## Begin AVAILABLE DATA

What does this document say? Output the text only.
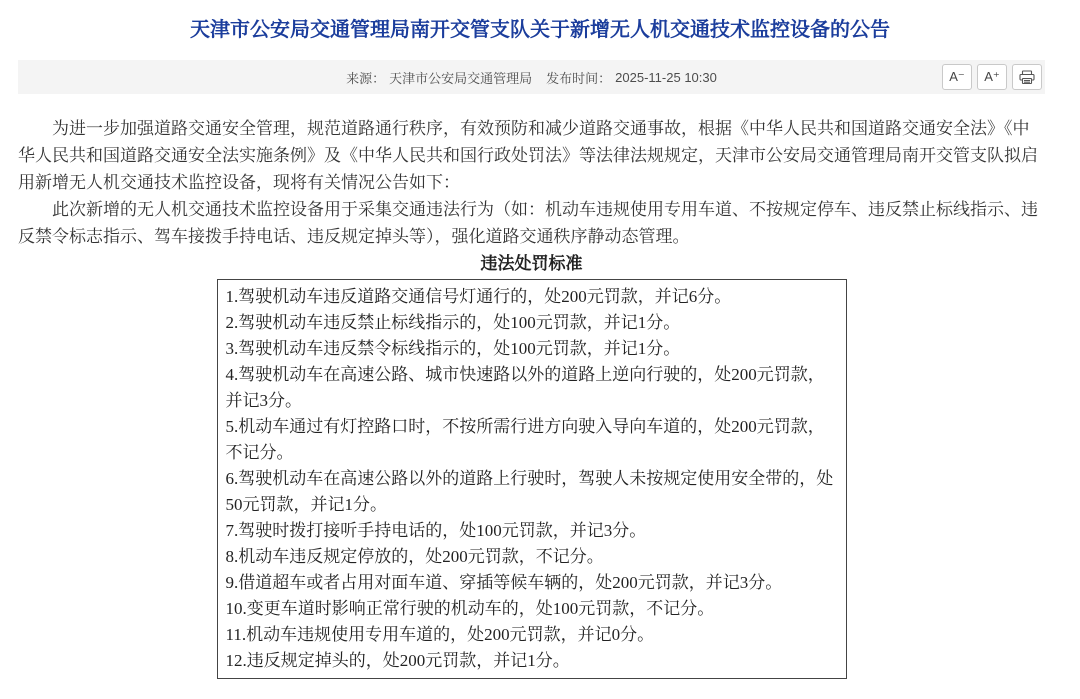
天津市公安局交通管理局南开交管支队关于新增无人机交通技术监控设备的公告
来源： 天津市公安局交通管理局 发布时间： 2025-11-25 10:30	A⁻	A⁺

为进一步加强道路交通安全管理，规范道路通行秩序，有效预防和减少道路交通事故，根据《中华人民共和国道路交通安全法》《中华人民共和国道路交通安全法实施条例》及《中华人民共和国行政处罚法》等法律法规规定，天津市公安局交通管理局南开交管支队拟启用新增无人机交通技术监控设备，现将有关情况公告如下：

此次新增的无人机交通技术监控设备用于采集交通违法行为（如：机动车违规使用专用车道、不按规定停车、违反禁止标线指示、违反禁令标志指示、驾车接拨手持电话、违反规定掉头等），强化道路交通秩序静动态管理。

违法处罚标准
1.驾驶机动车违反道路交通信号灯通行的，处200元罚款，并记6分。
2.驾驶机动车违反禁止标线指示的，处100元罚款，并记1分。
3.驾驶机动车违反禁令标线指示的，处100元罚款，并记1分。
4.驾驶机动车在高速公路、城市快速路以外的道路上逆向行驶的，处200元罚款，并记3分。
5.机动车通过有灯控路口时，不按所需行进方向驶入导向车道的，处200元罚款，不记分。
6.驾驶机动车在高速公路以外的道路上行驶时，驾驶人未按规定使用安全带的，处50元罚款，并记1分。
7.驾驶时拨打接听手持电话的，处100元罚款，并记3分。
8.机动车违反规定停放的，处200元罚款，不记分。
9.借道超车或者占用对面车道、穿插等候车辆的，处200元罚款，并记3分。
10.变更车道时影响正常行驶的机动车的，处100元罚款，不记分。
11.机动车违规使用专用车道的，处200元罚款，并记0分。
12.违反规定掉头的，处200元罚款，并记1分。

## End AVAILABLE DATA

SHORT TASK >> Return the full material word for word. Do not include the pictures.

SOLUTION >>
What does this document say? Output the text only.
天津市公安局交通管理局南开交管支队关于新增无人机交通技术监控设备的公告
来源： 天津市公安局交通管理局 发布时间： 2025-11-25 10:30	A⁻	A⁺

为进一步加强道路交通安全管理，规范道路通行秩序，有效预防和减少道路交通事故，根据《中华人民共和国道路交通安全法》《中华人民共和国道路交通安全法实施条例》及《中华人民共和国行政处罚法》等法律法规规定，天津市公安局交通管理局南开交管支队拟启用新增无人机交通技术监控设备，现将有关情况公告如下：

此次新增的无人机交通技术监控设备用于采集交通违法行为（如：机动车违规使用专用车道、不按规定停车、违反禁止标线指示、违反禁令标志指示、驾车接拨手持电话、违反规定掉头等），强化道路交通秩序静动态管理。

违法处罚标准
1.驾驶机动车违反道路交通信号灯通行的，处200元罚款，并记6分。
2.驾驶机动车违反禁止标线指示的，处100元罚款，并记1分。
3.驾驶机动车违反禁令标线指示的，处100元罚款，并记1分。
4.驾驶机动车在高速公路、城市快速路以外的道路上逆向行驶的，处200元罚款，并记3分。
5.机动车通过有灯控路口时，不按所需行进方向驶入导向车道的，处200元罚款，不记分。
6.驾驶机动车在高速公路以外的道路上行驶时，驾驶人未按规定使用安全带的，处50元罚款，并记1分。
7.驾驶时拨打接听手持电话的，处100元罚款，并记3分。
8.机动车违反规定停放的，处200元罚款，不记分。
9.借道超车或者占用对面车道、穿插等候车辆的，处200元罚款，并记3分。
10.变更车道时影响正常行驶的机动车的，处100元罚款，不记分。
11.机动车违规使用专用车道的，处200元罚款，并记0分。
12.违反规定掉头的，处200元罚款，并记1分。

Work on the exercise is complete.